How many lines of these records hold the string "structured"? Reply with the number alone.

** START STORED DATA **

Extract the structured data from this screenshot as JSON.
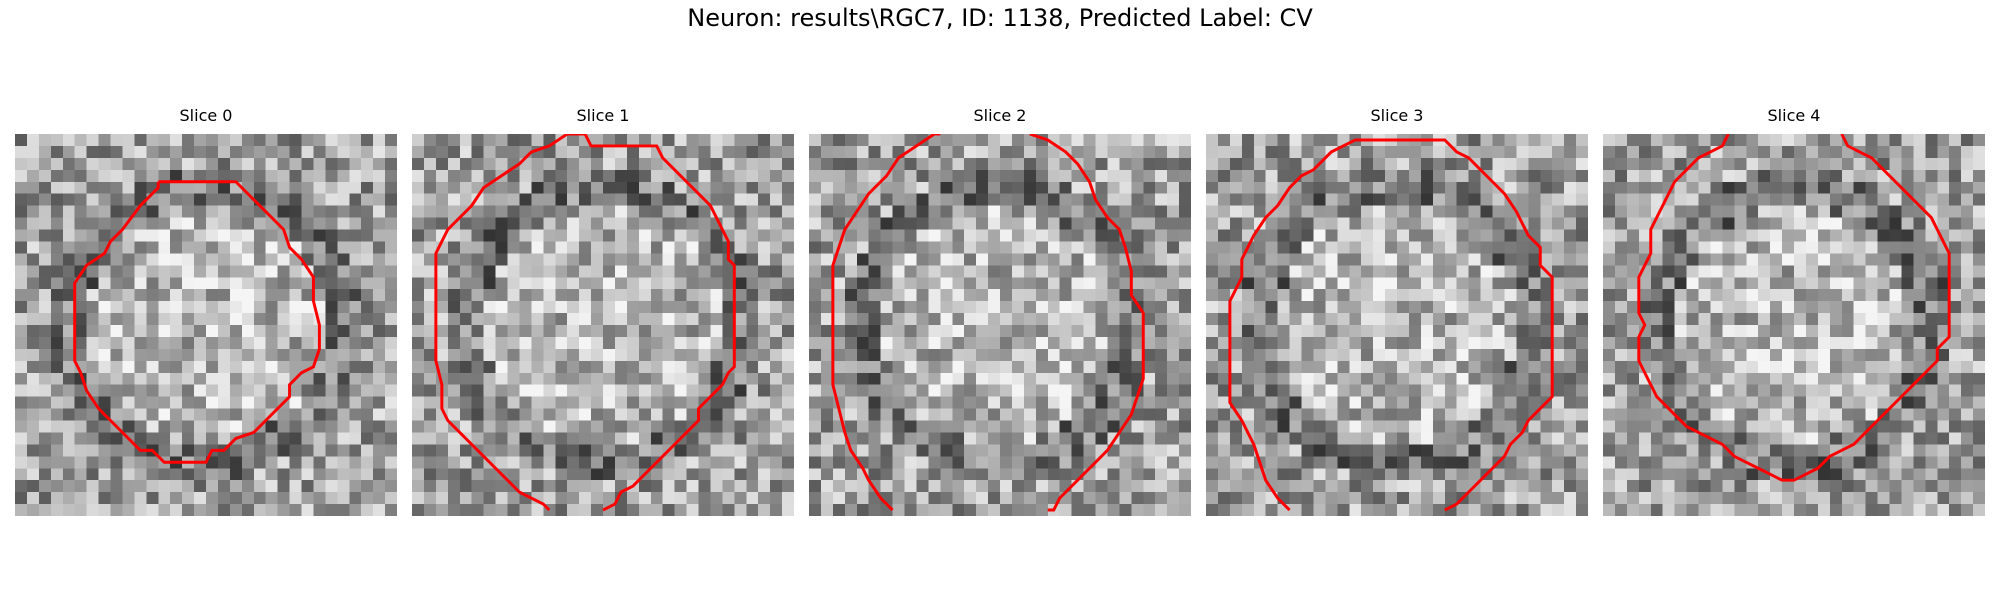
{
  "figure": {
    "title": "Neuron: results\\RGC7, ID: 1138, Predicted Label: CV"
  },
  "panels": [
    {
      "title": "Slice 0",
      "image": "grayscale-pixel-patch",
      "overlay_color": "#ff0000",
      "seed": 11
    },
    {
      "title": "Slice 1",
      "image": "grayscale-pixel-patch",
      "overlay_color": "#ff0000",
      "seed": 23
    },
    {
      "title": "Slice 2",
      "image": "grayscale-pixel-patch",
      "overlay_color": "#ff0000",
      "seed": 37
    },
    {
      "title": "Slice 3",
      "image": "grayscale-pixel-patch",
      "overlay_color": "#ff0000",
      "seed": 51
    },
    {
      "title": "Slice 4",
      "image": "grayscale-pixel-patch",
      "overlay_color": "#ff0000",
      "seed": 67
    }
  ]
}
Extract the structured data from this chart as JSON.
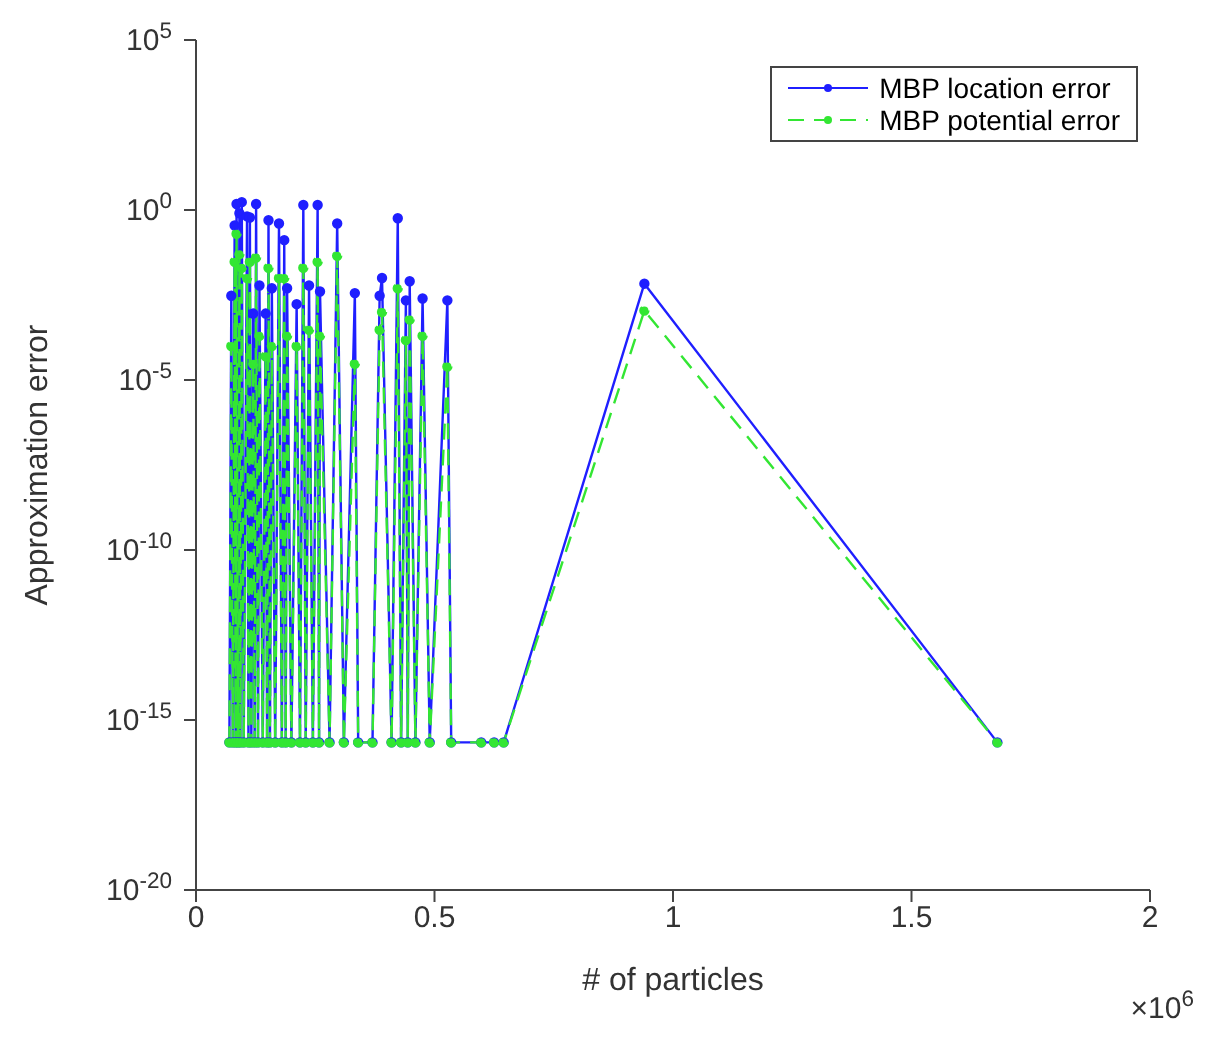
{
  "chart_data": {
    "type": "line",
    "xlabel": "# of particles",
    "ylabel": "Approximation error",
    "annotations": [
      "×10$^{6}$"
    ],
    "x": [
      0.07,
      0.074,
      0.077,
      0.081,
      0.083,
      0.085,
      0.088,
      0.091,
      0.093,
      0.096,
      0.1,
      0.107,
      0.11,
      0.113,
      0.116,
      0.12,
      0.123,
      0.126,
      0.13,
      0.133,
      0.14,
      0.146,
      0.149,
      0.152,
      0.155,
      0.159,
      0.166,
      0.174,
      0.18,
      0.185,
      0.188,
      0.191,
      0.2,
      0.211,
      0.218,
      0.225,
      0.23,
      0.237,
      0.245,
      0.255,
      0.258,
      0.26,
      0.28,
      0.296,
      0.31,
      0.333,
      0.34,
      0.37,
      0.385,
      0.39,
      0.41,
      0.423,
      0.43,
      0.44,
      0.444,
      0.448,
      0.46,
      0.475,
      0.49,
      0.527,
      0.535,
      0.598,
      0.625,
      0.645,
      0.94,
      1.68
    ],
    "series": [
      {
        "name": "MBP location error",
        "color": "#1f1fff",
        "line_style": "solid",
        "values": [
          2.2e-16,
          0.003,
          2.2e-16,
          0.35,
          2.2e-16,
          1.5,
          2.2e-16,
          0.8,
          2.2e-16,
          1.7,
          2.2e-16,
          0.65,
          2.2e-16,
          0.6,
          2.2e-16,
          0.0009,
          2.2e-16,
          1.5,
          2.2e-16,
          0.006,
          2.2e-16,
          0.0009,
          2.2e-16,
          0.5,
          2.2e-16,
          0.005,
          2.2e-16,
          0.4,
          2.2e-16,
          0.13,
          2.2e-16,
          0.005,
          2.2e-16,
          0.0017,
          2.2e-16,
          1.4,
          2.2e-16,
          0.006,
          2.2e-16,
          1.4,
          2.2e-16,
          0.004,
          2.2e-16,
          0.4,
          2.2e-16,
          0.0036,
          2.2e-16,
          2.2e-16,
          0.003,
          0.01,
          2.2e-16,
          0.57,
          2.2e-16,
          0.0022,
          2.2e-16,
          0.008,
          2.2e-16,
          0.0025,
          2.2e-16,
          0.0022,
          2.2e-16,
          2.2e-16,
          2.2e-16,
          2.2e-16,
          0.0068,
          2.2e-16
        ]
      },
      {
        "name": "MBP potential error",
        "color": "#33e633",
        "line_style": "dashed",
        "values": [
          2.2e-16,
          0.0001,
          2.2e-16,
          0.03,
          2.2e-16,
          0.2,
          2.2e-16,
          0.05,
          2.2e-16,
          0.02,
          2.2e-16,
          0.01,
          2.2e-16,
          0.03,
          2.2e-16,
          3e-05,
          2.2e-16,
          0.04,
          2.2e-16,
          0.0002,
          2.2e-16,
          5e-05,
          2.2e-16,
          0.02,
          2.2e-16,
          0.0001,
          2.2e-16,
          0.01,
          2.2e-16,
          0.01,
          2.2e-16,
          0.0002,
          2.2e-16,
          0.0001,
          2.2e-16,
          0.02,
          2.2e-16,
          0.0003,
          2.2e-16,
          0.03,
          2.2e-16,
          0.0002,
          2.2e-16,
          0.045,
          2.2e-16,
          3e-05,
          2.2e-16,
          2.2e-16,
          0.0003,
          0.001,
          2.2e-16,
          0.005,
          2.2e-16,
          0.00015,
          2.2e-16,
          0.0006,
          2.2e-16,
          0.0002,
          2.2e-16,
          2.5e-05,
          2.2e-16,
          2.2e-16,
          2.2e-16,
          2.2e-16,
          0.0011,
          2.2e-16
        ]
      }
    ],
    "xlim": [
      0,
      2
    ],
    "xticks": [
      0,
      0.5,
      1,
      1.5,
      2
    ],
    "ylim": [
      1e-20,
      100000.0
    ],
    "yticks": [
      {
        "value": 1e-20,
        "label": "10$^{-20}$"
      },
      {
        "value": 1e-15,
        "label": "10$^{-15}$"
      },
      {
        "value": 1e-10,
        "label": "10$^{-10}$"
      },
      {
        "value": 1e-05,
        "label": "10$^{-5}$"
      },
      {
        "value": 1,
        "label": "10$^{0}$"
      },
      {
        "value": 100000.0,
        "label": "10$^{5}$"
      }
    ],
    "log": "y",
    "legend": "top right",
    "marker": "circle"
  }
}
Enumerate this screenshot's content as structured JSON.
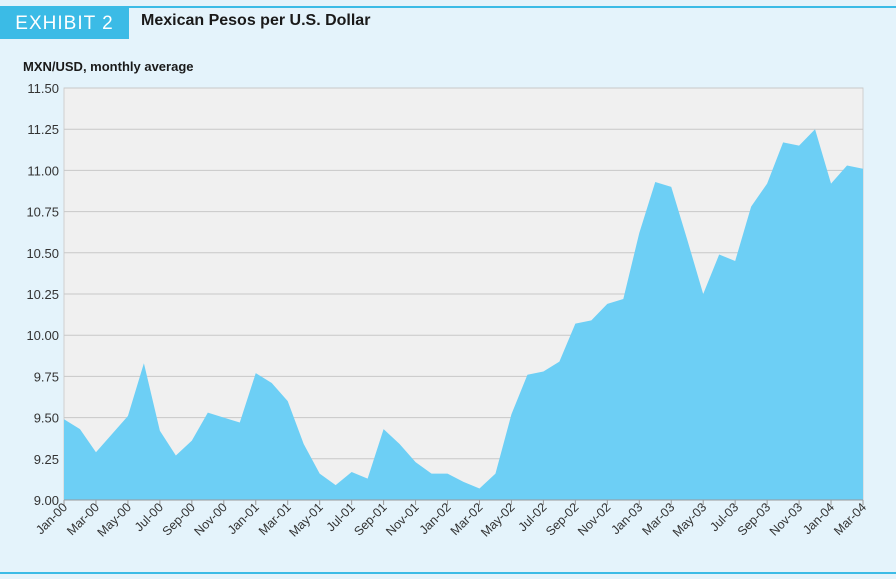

** END STORED DATA **

*FINAL RESULT*. 3